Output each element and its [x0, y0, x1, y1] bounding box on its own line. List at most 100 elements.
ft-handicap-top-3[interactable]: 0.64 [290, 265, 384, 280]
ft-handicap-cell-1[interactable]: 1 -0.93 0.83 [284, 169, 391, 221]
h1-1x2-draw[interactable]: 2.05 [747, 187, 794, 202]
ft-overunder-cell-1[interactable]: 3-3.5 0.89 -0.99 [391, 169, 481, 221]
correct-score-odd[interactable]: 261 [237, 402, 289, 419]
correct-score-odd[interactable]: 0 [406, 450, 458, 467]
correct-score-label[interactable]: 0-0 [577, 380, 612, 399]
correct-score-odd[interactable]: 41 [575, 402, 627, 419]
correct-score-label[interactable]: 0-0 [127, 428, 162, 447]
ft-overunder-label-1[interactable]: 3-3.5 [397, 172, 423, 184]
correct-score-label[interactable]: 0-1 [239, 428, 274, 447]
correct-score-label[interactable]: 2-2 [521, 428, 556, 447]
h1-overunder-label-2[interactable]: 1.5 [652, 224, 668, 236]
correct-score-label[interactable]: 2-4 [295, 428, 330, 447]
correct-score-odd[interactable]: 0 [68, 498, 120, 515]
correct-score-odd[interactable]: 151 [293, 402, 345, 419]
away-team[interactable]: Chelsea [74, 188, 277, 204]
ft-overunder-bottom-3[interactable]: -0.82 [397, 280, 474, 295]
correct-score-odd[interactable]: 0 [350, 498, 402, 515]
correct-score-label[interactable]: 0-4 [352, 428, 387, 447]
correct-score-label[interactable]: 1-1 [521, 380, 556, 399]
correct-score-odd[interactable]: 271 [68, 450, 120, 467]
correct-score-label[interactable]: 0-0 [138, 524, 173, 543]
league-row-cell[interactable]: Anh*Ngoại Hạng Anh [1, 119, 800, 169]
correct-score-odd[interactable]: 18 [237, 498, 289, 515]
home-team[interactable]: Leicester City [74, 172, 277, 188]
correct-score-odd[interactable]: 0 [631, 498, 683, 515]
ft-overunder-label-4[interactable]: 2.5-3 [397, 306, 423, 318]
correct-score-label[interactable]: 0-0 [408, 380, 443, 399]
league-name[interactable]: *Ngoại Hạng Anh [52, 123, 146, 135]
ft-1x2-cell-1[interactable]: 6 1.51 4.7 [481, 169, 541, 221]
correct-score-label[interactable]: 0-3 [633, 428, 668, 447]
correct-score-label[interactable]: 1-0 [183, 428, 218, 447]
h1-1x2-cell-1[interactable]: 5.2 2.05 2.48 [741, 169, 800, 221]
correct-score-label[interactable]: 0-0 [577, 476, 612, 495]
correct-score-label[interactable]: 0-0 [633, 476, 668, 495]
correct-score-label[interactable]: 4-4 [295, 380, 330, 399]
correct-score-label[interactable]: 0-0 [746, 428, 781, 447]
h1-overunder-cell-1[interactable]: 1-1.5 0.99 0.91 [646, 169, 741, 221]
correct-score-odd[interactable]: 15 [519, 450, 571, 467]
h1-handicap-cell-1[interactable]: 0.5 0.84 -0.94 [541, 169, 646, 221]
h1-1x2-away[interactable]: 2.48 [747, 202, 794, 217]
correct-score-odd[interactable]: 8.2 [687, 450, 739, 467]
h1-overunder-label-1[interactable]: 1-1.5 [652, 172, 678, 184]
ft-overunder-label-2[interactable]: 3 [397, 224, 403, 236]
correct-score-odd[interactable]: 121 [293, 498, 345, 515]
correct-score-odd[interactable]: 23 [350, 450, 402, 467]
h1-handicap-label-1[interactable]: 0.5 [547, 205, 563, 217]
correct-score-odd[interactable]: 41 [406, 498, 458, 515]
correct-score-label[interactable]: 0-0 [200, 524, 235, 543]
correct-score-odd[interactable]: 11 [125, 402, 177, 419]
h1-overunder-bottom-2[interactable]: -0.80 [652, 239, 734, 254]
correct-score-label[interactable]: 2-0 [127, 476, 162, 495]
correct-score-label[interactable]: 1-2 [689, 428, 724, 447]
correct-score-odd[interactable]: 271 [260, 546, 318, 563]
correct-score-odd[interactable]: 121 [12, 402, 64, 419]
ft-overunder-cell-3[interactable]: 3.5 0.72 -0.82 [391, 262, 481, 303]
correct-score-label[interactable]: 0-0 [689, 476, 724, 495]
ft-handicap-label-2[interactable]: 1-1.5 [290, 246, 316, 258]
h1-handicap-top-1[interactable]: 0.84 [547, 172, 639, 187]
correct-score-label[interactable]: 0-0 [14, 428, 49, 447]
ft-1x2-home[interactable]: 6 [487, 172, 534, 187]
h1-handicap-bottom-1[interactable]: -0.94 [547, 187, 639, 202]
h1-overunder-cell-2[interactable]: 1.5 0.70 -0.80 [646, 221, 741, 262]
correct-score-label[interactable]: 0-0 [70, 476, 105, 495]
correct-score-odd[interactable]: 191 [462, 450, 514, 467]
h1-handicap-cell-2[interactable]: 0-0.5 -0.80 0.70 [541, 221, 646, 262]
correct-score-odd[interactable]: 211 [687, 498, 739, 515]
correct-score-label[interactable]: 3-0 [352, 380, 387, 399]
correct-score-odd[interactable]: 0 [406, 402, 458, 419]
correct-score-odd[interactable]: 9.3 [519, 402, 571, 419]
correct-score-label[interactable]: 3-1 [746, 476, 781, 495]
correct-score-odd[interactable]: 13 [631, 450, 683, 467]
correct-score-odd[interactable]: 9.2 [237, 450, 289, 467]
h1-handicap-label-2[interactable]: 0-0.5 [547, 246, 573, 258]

### AIM
Reproduce each of the entries above verbatim, keeping every line unchanged and in its original order.

### TASK RESPONSE
Output each element and its [x0, y0, x1, y1] bounding box on its own line. List at most 100 elements.
ft-handicap-top-3[interactable]: 0.64 [290, 265, 384, 280]
ft-handicap-cell-1[interactable]: 1 -0.93 0.83 [284, 169, 391, 221]
h1-1x2-draw[interactable]: 2.05 [747, 187, 794, 202]
ft-overunder-cell-1[interactable]: 3-3.5 0.89 -0.99 [391, 169, 481, 221]
correct-score-odd[interactable]: 261 [237, 402, 289, 419]
correct-score-odd[interactable]: 0 [406, 450, 458, 467]
correct-score-label[interactable]: 0-0 [577, 380, 612, 399]
correct-score-odd[interactable]: 41 [575, 402, 627, 419]
correct-score-label[interactable]: 0-0 [127, 428, 162, 447]
ft-overunder-label-1[interactable]: 3-3.5 [397, 172, 423, 184]
correct-score-label[interactable]: 0-1 [239, 428, 274, 447]
correct-score-label[interactable]: 2-2 [521, 428, 556, 447]
h1-overunder-label-2[interactable]: 1.5 [652, 224, 668, 236]
correct-score-label[interactable]: 2-4 [295, 428, 330, 447]
correct-score-odd[interactable]: 0 [68, 498, 120, 515]
correct-score-odd[interactable]: 151 [293, 402, 345, 419]
away-team[interactable]: Chelsea [74, 188, 277, 204]
ft-overunder-bottom-3[interactable]: -0.82 [397, 280, 474, 295]
correct-score-odd[interactable]: 0 [350, 498, 402, 515]
correct-score-label[interactable]: 0-4 [352, 428, 387, 447]
correct-score-label[interactable]: 1-1 [521, 380, 556, 399]
correct-score-odd[interactable]: 271 [68, 450, 120, 467]
correct-score-label[interactable]: 0-0 [138, 524, 173, 543]
league-row-cell[interactable]: Anh*Ngoại Hạng Anh [1, 119, 800, 169]
correct-score-odd[interactable]: 18 [237, 498, 289, 515]
home-team[interactable]: Leicester City [74, 172, 277, 188]
correct-score-odd[interactable]: 0 [631, 498, 683, 515]
ft-overunder-label-4[interactable]: 2.5-3 [397, 306, 423, 318]
correct-score-label[interactable]: 0-0 [408, 380, 443, 399]
league-name[interactable]: *Ngoại Hạng Anh [52, 123, 146, 135]
ft-1x2-cell-1[interactable]: 6 1.51 4.7 [481, 169, 541, 221]
correct-score-label[interactable]: 0-3 [633, 428, 668, 447]
correct-score-label[interactable]: 1-0 [183, 428, 218, 447]
h1-1x2-cell-1[interactable]: 5.2 2.05 2.48 [741, 169, 800, 221]
correct-score-label[interactable]: 0-0 [577, 476, 612, 495]
correct-score-label[interactable]: 0-0 [633, 476, 668, 495]
correct-score-label[interactable]: 4-4 [295, 380, 330, 399]
correct-score-label[interactable]: 0-0 [746, 428, 781, 447]
h1-overunder-cell-1[interactable]: 1-1.5 0.99 0.91 [646, 169, 741, 221]
correct-score-odd[interactable]: 15 [519, 450, 571, 467]
h1-handicap-cell-1[interactable]: 0.5 0.84 -0.94 [541, 169, 646, 221]
h1-1x2-away[interactable]: 2.48 [747, 202, 794, 217]
correct-score-odd[interactable]: 8.2 [687, 450, 739, 467]
h1-overunder-label-1[interactable]: 1-1.5 [652, 172, 678, 184]
ft-overunder-label-2[interactable]: 3 [397, 224, 403, 236]
correct-score-odd[interactable]: 121 [293, 498, 345, 515]
correct-score-odd[interactable]: 23 [350, 450, 402, 467]
h1-handicap-label-1[interactable]: 0.5 [547, 205, 563, 217]
correct-score-odd[interactable]: 41 [406, 498, 458, 515]
correct-score-label[interactable]: 0-0 [200, 524, 235, 543]
correct-score-odd[interactable]: 11 [125, 402, 177, 419]
h1-overunder-bottom-2[interactable]: -0.80 [652, 239, 734, 254]
correct-score-label[interactable]: 2-0 [127, 476, 162, 495]
correct-score-label[interactable]: 1-2 [689, 428, 724, 447]
correct-score-odd[interactable]: 271 [260, 546, 318, 563]
correct-score-odd[interactable]: 121 [12, 402, 64, 419]
ft-overunder-cell-3[interactable]: 3.5 0.72 -0.82 [391, 262, 481, 303]
correct-score-label[interactable]: 0-0 [689, 476, 724, 495]
ft-handicap-label-2[interactable]: 1-1.5 [290, 246, 316, 258]
h1-handicap-top-1[interactable]: 0.84 [547, 172, 639, 187]
correct-score-label[interactable]: 0-0 [14, 428, 49, 447]
ft-1x2-home[interactable]: 6 [487, 172, 534, 187]
h1-handicap-bottom-1[interactable]: -0.94 [547, 187, 639, 202]
h1-overunder-cell-2[interactable]: 1.5 0.70 -0.80 [646, 221, 741, 262]
correct-score-label[interactable]: 0-0 [70, 476, 105, 495]
correct-score-odd[interactable]: 191 [462, 450, 514, 467]
h1-handicap-cell-2[interactable]: 0-0.5 -0.80 0.70 [541, 221, 646, 262]
correct-score-odd[interactable]: 211 [687, 498, 739, 515]
correct-score-label[interactable]: 3-0 [352, 380, 387, 399]
correct-score-odd[interactable]: 0 [406, 402, 458, 419]
correct-score-odd[interactable]: 9.3 [519, 402, 571, 419]
correct-score-label[interactable]: 3-1 [746, 476, 781, 495]
correct-score-odd[interactable]: 13 [631, 450, 683, 467]
correct-score-odd[interactable]: 9.2 [237, 450, 289, 467]
h1-handicap-label-2[interactable]: 0-0.5 [547, 246, 573, 258]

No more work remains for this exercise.